▶ The exercise
Lines holding the string "screenshot" are the ones to copy from this listing.

# Start of Supplied records

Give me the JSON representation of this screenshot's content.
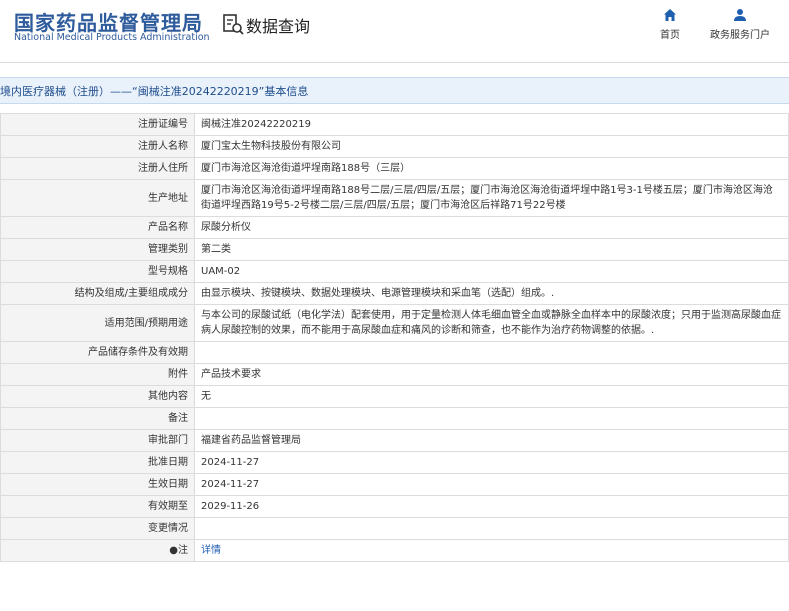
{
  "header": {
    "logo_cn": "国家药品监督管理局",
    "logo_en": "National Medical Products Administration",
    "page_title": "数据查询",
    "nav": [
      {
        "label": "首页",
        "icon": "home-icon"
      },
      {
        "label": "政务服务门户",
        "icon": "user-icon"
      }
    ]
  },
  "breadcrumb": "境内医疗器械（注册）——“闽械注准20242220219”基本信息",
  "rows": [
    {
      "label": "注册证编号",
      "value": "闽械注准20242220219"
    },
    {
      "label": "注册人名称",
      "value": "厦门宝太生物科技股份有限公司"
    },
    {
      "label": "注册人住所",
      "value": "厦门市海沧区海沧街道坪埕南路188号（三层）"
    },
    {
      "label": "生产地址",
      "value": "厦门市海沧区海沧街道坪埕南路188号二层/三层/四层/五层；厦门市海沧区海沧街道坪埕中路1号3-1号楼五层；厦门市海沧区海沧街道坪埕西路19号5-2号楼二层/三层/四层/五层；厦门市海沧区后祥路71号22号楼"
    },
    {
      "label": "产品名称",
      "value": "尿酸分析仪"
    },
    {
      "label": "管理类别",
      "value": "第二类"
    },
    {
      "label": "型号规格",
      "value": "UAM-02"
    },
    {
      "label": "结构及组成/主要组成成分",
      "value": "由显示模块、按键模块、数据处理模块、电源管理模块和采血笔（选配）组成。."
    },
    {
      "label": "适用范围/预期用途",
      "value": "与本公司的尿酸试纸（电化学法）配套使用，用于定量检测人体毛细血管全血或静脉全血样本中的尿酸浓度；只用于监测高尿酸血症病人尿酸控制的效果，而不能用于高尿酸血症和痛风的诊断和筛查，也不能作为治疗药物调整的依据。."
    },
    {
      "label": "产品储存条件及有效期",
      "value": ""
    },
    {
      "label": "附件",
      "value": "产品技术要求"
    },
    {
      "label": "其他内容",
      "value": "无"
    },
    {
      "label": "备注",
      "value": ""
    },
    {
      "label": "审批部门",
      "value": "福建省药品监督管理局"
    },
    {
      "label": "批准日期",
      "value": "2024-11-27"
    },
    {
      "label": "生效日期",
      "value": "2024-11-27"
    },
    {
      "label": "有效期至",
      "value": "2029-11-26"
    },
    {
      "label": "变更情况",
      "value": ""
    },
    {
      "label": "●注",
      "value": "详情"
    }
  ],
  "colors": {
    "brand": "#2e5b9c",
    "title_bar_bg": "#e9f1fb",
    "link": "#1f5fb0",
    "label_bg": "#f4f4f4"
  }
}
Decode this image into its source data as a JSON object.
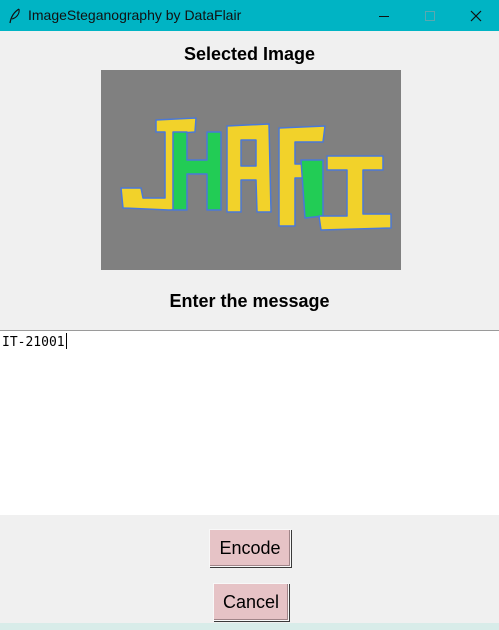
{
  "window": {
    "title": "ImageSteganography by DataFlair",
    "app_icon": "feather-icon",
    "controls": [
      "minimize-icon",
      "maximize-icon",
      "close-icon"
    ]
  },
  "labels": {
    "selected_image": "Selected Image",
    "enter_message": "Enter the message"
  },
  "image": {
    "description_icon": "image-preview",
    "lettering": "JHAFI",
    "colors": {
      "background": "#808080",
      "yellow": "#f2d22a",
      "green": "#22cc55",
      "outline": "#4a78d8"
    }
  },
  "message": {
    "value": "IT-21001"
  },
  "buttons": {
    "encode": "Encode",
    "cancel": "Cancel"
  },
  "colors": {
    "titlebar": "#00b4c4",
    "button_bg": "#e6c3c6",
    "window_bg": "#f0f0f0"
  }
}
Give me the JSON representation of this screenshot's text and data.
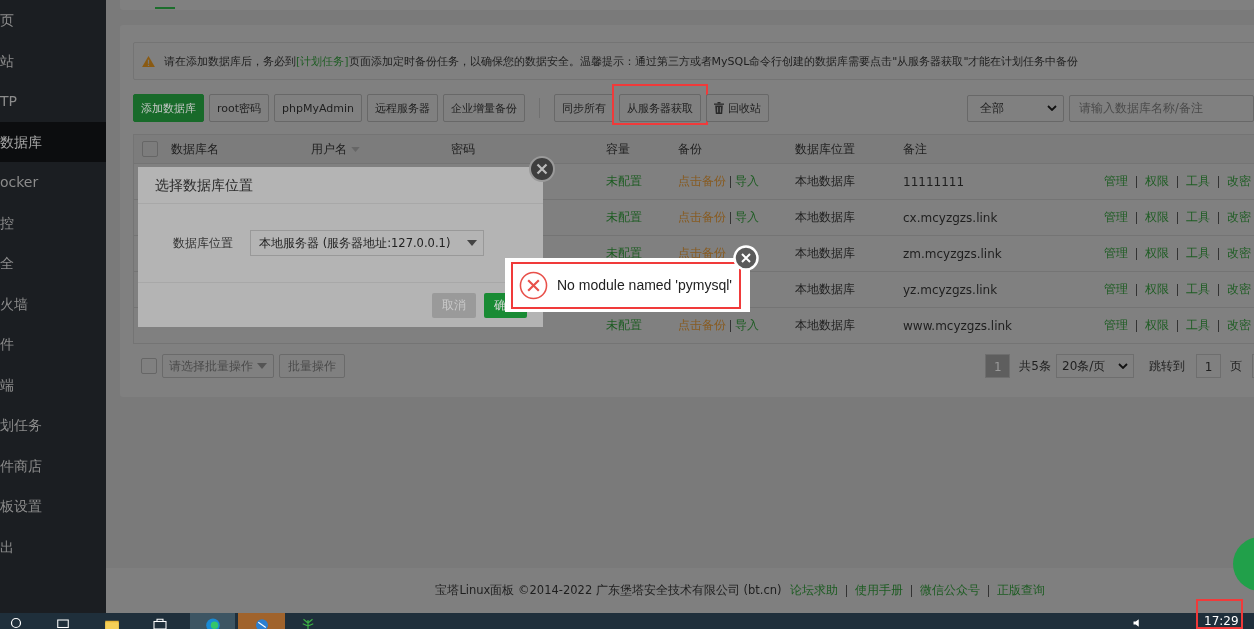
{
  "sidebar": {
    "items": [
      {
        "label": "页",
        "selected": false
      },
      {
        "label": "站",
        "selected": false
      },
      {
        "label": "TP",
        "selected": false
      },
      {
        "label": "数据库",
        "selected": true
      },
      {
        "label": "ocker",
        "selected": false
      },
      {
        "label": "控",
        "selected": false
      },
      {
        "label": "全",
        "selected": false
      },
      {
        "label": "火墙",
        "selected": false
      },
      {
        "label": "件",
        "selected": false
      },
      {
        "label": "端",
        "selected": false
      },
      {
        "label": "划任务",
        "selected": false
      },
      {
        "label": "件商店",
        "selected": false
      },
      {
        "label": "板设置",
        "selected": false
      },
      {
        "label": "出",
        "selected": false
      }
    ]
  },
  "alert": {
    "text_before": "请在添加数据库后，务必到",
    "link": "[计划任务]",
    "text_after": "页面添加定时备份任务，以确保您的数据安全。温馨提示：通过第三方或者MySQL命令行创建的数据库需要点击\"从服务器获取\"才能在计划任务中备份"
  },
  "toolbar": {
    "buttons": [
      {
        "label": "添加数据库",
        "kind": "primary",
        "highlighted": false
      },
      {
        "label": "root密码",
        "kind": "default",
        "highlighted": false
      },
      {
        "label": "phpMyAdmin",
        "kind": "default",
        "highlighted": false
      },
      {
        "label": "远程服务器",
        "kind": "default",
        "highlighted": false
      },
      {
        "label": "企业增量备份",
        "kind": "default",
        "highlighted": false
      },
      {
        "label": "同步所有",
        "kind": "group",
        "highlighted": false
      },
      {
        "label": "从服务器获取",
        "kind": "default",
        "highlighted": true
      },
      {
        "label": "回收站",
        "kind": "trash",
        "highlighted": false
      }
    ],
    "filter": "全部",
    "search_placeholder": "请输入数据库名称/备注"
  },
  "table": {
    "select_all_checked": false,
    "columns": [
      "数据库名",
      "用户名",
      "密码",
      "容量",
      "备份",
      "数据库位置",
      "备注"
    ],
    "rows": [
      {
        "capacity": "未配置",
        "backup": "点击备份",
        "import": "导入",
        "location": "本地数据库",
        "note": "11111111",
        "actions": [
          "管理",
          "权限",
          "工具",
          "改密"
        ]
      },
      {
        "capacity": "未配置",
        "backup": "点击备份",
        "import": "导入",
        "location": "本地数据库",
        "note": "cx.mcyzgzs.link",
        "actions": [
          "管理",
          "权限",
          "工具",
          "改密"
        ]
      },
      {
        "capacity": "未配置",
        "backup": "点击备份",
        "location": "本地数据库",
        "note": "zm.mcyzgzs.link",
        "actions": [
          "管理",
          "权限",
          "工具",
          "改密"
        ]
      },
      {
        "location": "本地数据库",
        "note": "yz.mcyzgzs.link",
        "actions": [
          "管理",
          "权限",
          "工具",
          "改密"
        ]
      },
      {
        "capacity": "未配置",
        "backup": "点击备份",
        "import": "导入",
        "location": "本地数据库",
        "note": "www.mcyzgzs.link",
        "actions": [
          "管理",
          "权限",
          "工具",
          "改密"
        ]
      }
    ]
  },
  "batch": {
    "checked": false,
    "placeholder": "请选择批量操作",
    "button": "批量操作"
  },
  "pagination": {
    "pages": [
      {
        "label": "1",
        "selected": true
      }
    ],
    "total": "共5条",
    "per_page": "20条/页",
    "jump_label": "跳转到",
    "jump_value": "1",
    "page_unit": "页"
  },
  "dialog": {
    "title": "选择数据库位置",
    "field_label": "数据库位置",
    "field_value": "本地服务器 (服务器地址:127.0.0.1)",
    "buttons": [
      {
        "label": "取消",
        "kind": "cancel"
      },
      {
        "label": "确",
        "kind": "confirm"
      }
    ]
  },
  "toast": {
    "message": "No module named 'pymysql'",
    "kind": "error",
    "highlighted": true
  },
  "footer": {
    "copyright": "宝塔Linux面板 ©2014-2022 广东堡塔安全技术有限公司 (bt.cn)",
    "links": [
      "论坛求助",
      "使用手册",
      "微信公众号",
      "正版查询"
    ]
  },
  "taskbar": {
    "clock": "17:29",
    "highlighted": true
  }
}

# End of Supplied records

▶ Output below
Give me the JSON representation of this screenshot's content.
Give me the JSON representation of this screenshot's text and data.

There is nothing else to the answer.